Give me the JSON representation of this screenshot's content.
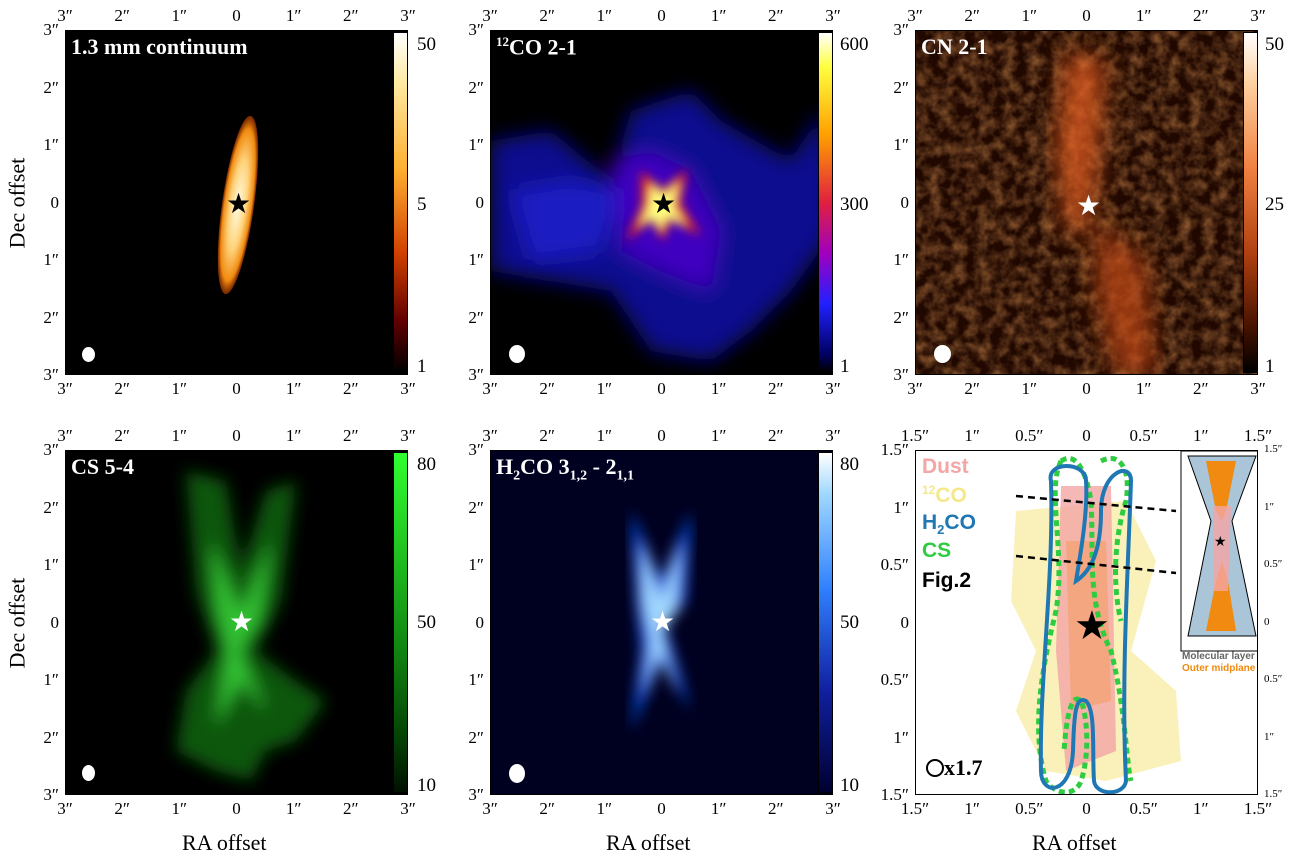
{
  "axes": {
    "x_label": "RA offset",
    "y_label": "Dec offset",
    "ticks_3": [
      "3″",
      "2″",
      "1″",
      "0",
      "1″",
      "2″",
      "3″"
    ],
    "ticks_15": [
      "1.5″",
      "1″",
      "0.5″",
      "0",
      "0.5″",
      "1″",
      "1.5″"
    ],
    "ticks_15_y": [
      "1.5″",
      "1″",
      "0.5″",
      "0",
      "0.5″",
      "1″",
      "1.5″"
    ]
  },
  "panels": [
    {
      "title": "1.3 mm continuum",
      "colorbar": [
        "50",
        "5",
        "1"
      ],
      "colormap": "afmhot",
      "star_color": "#000000"
    },
    {
      "title_sup": "12",
      "title": "CO 2-1",
      "colorbar": [
        "600",
        "300",
        "1"
      ],
      "colormap": "gnuplot",
      "star_color": "#000000"
    },
    {
      "title": "CN 2-1",
      "colorbar": [
        "50",
        "25",
        "1"
      ],
      "colormap": "orange",
      "star_color": "#ffffff"
    },
    {
      "title": "CS 5-4",
      "colorbar": [
        "80",
        "50",
        "10"
      ],
      "colormap": "green",
      "star_color": "#ffffff"
    },
    {
      "title_html_parts": [
        "H",
        "2",
        "CO 3",
        "1,2",
        " - 2",
        "1,1"
      ],
      "colorbar": [
        "80",
        "50",
        "10"
      ],
      "colormap": "blue",
      "star_color": "#ffffff"
    }
  ],
  "schematic": {
    "legend": {
      "dust": "Dust",
      "co_sup": "12",
      "co": "CO",
      "h2co_a": "H",
      "h2co_sub": "2",
      "h2co_b": "CO",
      "cs": "CS",
      "fig": "Fig.2"
    },
    "legend_colors": {
      "dust": "#f4a5a5",
      "co": "#f5e88a",
      "h2co": "#1f77b4",
      "cs": "#2ecc40"
    },
    "zoom": "x1.7",
    "inset_label_1": "Molecular layer",
    "inset_label_2": "Outer midplane"
  }
}
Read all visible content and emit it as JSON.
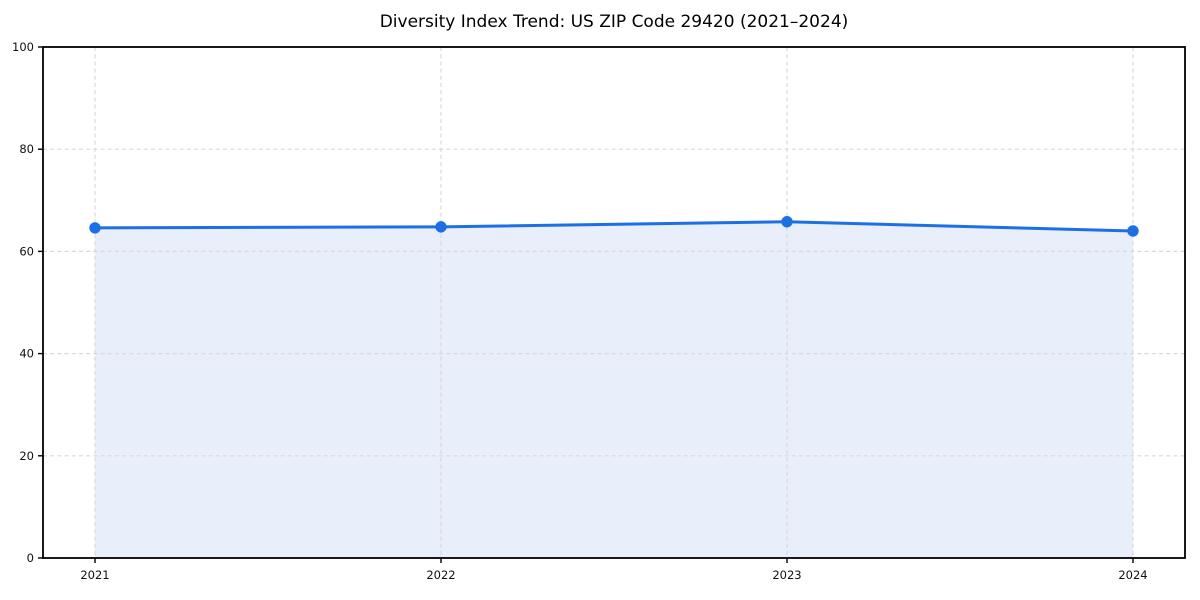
{
  "chart_data": {
    "type": "line",
    "title": "Diversity Index Trend: US ZIP Code 29420 (2021–2024)",
    "categories": [
      "2021",
      "2022",
      "2023",
      "2024"
    ],
    "series": [
      {
        "name": "Diversity Index",
        "values": [
          64.6,
          64.8,
          65.8,
          64.0
        ]
      }
    ],
    "xlabel": "",
    "ylabel": "",
    "ylim": [
      0,
      100
    ],
    "yticks": [
      0,
      20,
      40,
      60,
      80,
      100
    ],
    "grid": "dashed, horizontal and vertical",
    "legend": "none",
    "area_fill": true,
    "marker": "circle",
    "colors": {
      "line": "#1d6fe5",
      "marker": "#1d6fe5",
      "fill": "#e8effb",
      "grid": "#d9d9d9",
      "spine": "#000000",
      "tick_text": "#111111",
      "background": "#ffffff"
    }
  }
}
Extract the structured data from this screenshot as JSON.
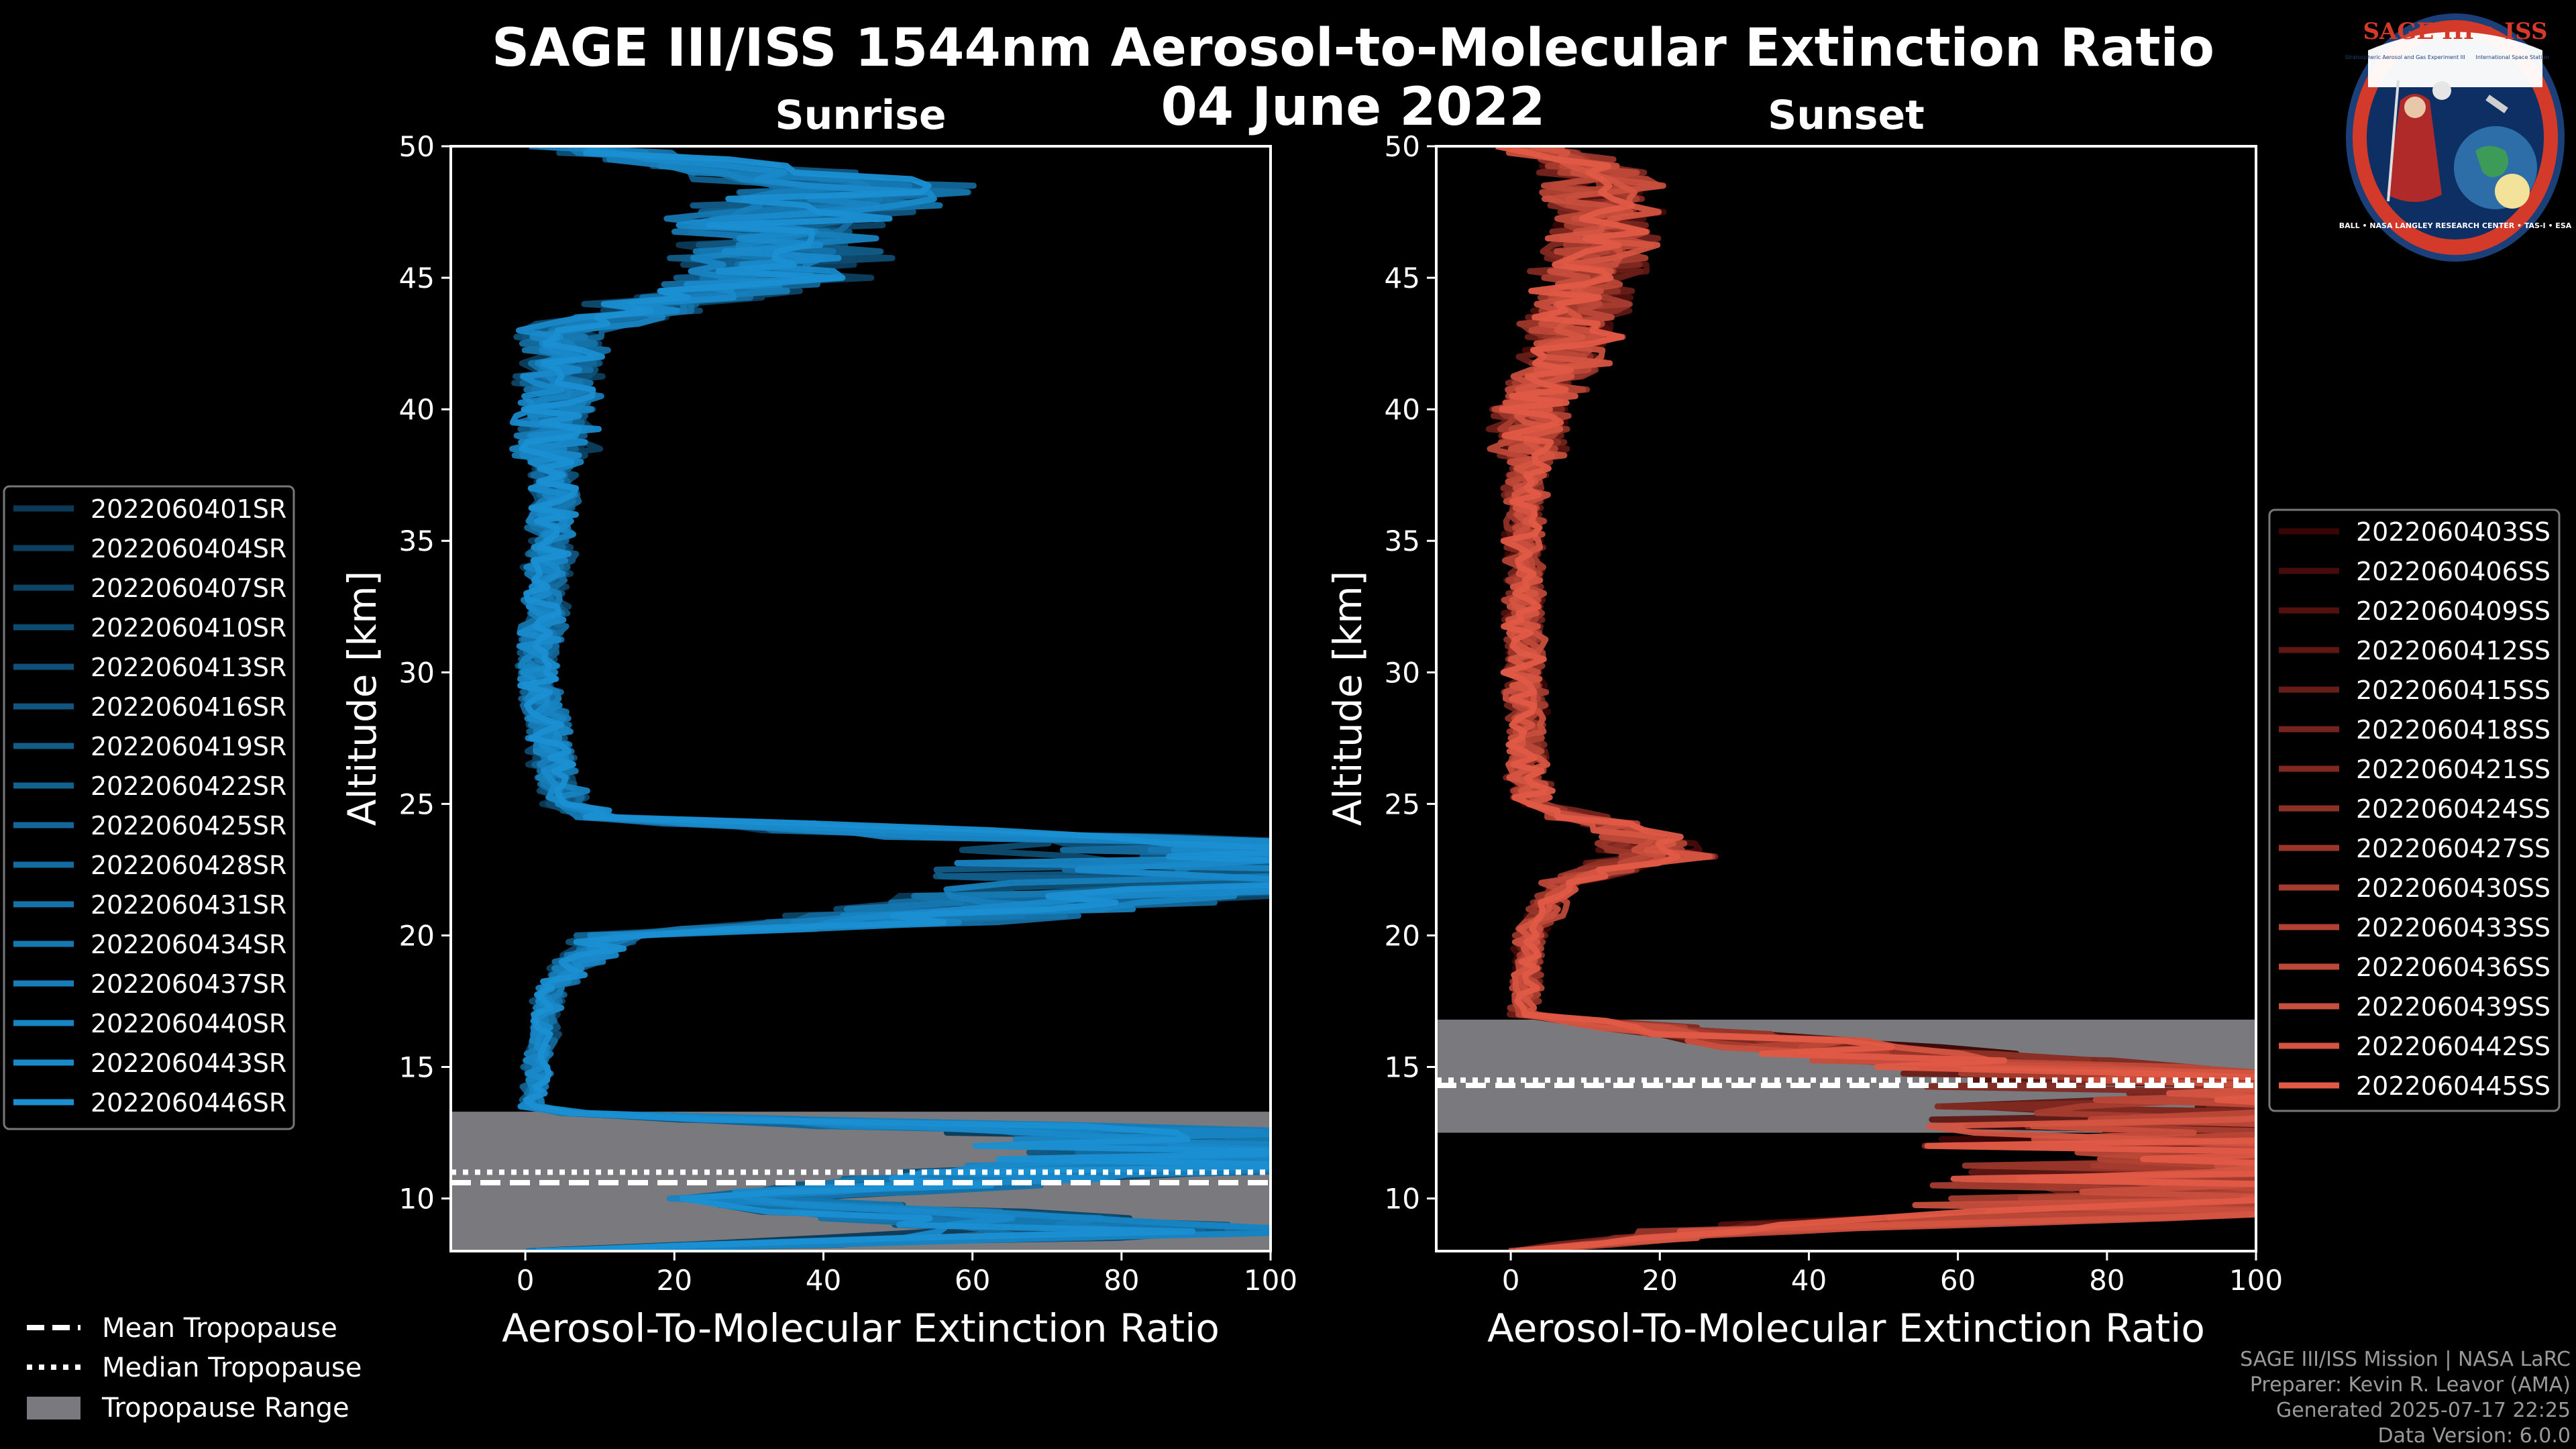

----

Within the listing above, find every line containing the string "JSON" and return it.

WORKED SOLUTION ▸
Give me the JSON representation of this screenshot's content.
Read all visible content and emit it as JSON.
Extract the structured data from this screenshot as JSON.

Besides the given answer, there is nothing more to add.